##### AVAILABLE RECORDS

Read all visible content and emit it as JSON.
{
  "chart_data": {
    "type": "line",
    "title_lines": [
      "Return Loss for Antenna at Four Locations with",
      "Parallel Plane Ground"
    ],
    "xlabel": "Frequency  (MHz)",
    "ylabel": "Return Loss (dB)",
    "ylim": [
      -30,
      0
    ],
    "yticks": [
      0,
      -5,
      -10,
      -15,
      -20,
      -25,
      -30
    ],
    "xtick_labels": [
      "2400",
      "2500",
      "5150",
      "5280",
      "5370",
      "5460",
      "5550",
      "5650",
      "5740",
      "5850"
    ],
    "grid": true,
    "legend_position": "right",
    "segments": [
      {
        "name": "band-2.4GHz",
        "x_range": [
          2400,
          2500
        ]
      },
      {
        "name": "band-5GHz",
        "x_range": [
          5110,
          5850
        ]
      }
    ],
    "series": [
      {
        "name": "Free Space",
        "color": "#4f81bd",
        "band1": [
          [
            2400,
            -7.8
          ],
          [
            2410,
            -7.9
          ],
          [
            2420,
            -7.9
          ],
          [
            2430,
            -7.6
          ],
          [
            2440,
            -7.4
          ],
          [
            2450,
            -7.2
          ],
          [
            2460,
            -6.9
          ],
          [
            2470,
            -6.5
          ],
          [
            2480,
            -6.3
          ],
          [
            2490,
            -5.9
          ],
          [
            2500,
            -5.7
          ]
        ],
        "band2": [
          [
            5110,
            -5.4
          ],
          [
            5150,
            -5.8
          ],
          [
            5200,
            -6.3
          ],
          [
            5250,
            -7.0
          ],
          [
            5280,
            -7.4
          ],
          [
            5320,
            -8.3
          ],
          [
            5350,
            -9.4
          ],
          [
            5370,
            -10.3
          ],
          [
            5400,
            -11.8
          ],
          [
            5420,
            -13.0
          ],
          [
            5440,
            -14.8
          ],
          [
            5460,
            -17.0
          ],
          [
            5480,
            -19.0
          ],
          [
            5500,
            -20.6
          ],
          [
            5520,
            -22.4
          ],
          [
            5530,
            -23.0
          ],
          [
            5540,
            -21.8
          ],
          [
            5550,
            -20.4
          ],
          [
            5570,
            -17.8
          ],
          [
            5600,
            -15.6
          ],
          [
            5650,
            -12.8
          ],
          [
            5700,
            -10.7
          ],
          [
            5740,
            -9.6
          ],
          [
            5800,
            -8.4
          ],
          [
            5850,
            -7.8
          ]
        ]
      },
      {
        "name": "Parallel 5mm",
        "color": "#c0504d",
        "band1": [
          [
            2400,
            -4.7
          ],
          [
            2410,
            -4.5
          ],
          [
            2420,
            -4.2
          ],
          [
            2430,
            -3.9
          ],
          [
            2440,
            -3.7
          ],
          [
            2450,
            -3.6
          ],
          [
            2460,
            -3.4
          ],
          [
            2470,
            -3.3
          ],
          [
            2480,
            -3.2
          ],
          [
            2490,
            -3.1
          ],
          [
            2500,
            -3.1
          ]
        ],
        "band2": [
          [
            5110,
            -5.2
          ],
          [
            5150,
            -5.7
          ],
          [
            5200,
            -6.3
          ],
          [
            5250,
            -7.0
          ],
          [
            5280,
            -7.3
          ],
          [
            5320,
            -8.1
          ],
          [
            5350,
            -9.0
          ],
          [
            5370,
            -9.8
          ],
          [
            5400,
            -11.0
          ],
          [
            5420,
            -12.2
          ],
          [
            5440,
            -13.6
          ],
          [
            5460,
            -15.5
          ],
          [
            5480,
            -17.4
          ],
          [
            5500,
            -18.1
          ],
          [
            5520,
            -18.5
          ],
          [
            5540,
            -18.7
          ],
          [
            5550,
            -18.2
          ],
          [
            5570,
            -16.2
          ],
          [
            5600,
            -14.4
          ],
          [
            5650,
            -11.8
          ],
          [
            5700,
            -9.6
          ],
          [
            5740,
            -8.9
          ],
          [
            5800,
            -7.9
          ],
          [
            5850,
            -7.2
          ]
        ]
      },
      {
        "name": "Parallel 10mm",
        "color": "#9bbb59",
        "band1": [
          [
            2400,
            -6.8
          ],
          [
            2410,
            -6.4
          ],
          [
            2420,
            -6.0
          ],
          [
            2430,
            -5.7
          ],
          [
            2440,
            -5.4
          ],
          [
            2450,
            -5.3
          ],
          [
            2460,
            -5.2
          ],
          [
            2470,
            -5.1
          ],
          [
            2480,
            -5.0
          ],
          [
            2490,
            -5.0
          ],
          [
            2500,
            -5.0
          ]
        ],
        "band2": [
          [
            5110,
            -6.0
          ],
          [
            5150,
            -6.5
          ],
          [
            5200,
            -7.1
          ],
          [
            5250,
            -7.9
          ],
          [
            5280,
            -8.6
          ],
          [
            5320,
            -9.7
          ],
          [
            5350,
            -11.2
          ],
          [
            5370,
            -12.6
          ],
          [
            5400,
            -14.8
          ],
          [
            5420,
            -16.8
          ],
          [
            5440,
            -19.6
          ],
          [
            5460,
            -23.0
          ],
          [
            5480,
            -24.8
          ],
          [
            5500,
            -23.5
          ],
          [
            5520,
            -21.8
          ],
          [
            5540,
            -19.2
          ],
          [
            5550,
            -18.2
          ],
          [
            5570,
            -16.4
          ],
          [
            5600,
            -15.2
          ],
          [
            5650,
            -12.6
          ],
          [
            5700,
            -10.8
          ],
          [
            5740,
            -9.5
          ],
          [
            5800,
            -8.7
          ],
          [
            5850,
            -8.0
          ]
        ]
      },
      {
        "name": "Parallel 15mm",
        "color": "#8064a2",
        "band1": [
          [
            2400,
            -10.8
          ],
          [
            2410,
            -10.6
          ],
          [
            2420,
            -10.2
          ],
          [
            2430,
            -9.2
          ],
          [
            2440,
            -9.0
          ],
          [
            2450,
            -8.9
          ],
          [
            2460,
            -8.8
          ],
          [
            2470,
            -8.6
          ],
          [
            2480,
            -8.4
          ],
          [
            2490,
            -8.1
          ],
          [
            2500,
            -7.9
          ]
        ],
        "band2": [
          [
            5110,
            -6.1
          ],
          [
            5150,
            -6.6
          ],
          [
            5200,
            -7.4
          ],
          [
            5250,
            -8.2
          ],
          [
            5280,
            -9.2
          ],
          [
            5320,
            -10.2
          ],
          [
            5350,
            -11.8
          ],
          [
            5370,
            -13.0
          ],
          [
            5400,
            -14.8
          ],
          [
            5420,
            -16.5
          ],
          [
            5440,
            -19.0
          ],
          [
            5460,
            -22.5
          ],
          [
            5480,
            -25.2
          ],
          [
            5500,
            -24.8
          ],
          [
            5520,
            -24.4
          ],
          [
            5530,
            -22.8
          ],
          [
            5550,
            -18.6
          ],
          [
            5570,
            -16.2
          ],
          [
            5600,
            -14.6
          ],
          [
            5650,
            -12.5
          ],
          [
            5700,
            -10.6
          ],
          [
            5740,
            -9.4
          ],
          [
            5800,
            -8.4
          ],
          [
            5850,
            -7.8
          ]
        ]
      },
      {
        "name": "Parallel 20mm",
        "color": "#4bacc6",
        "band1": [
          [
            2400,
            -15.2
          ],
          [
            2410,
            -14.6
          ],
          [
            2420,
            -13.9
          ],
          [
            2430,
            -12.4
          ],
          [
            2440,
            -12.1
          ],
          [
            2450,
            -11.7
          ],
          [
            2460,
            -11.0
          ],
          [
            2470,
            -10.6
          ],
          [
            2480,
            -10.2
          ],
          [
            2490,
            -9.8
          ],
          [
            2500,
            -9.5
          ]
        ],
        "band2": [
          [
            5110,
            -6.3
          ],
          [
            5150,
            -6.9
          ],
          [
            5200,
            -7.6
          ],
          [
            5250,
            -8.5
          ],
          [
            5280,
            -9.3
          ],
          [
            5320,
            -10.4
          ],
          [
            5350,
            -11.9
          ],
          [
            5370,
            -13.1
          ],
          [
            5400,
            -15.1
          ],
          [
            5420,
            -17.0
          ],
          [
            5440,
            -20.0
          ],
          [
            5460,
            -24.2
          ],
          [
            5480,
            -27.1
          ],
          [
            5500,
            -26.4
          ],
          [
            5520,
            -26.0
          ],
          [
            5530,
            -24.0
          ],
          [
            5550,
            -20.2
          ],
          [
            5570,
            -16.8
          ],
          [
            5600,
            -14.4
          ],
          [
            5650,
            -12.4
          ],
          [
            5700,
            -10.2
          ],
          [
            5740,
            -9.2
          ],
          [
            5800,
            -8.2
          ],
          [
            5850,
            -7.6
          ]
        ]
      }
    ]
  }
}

##########

PROBLEM REQUIREMENTS.
Copy every line in the listing above where the string "Parallel" turns up.

THE COMPLETED TASK.
      "Parallel Plane Ground"
        "name": "Parallel 5mm",
        "name": "Parallel 10mm",
        "name": "Parallel 15mm",
        "name": "Parallel 20mm",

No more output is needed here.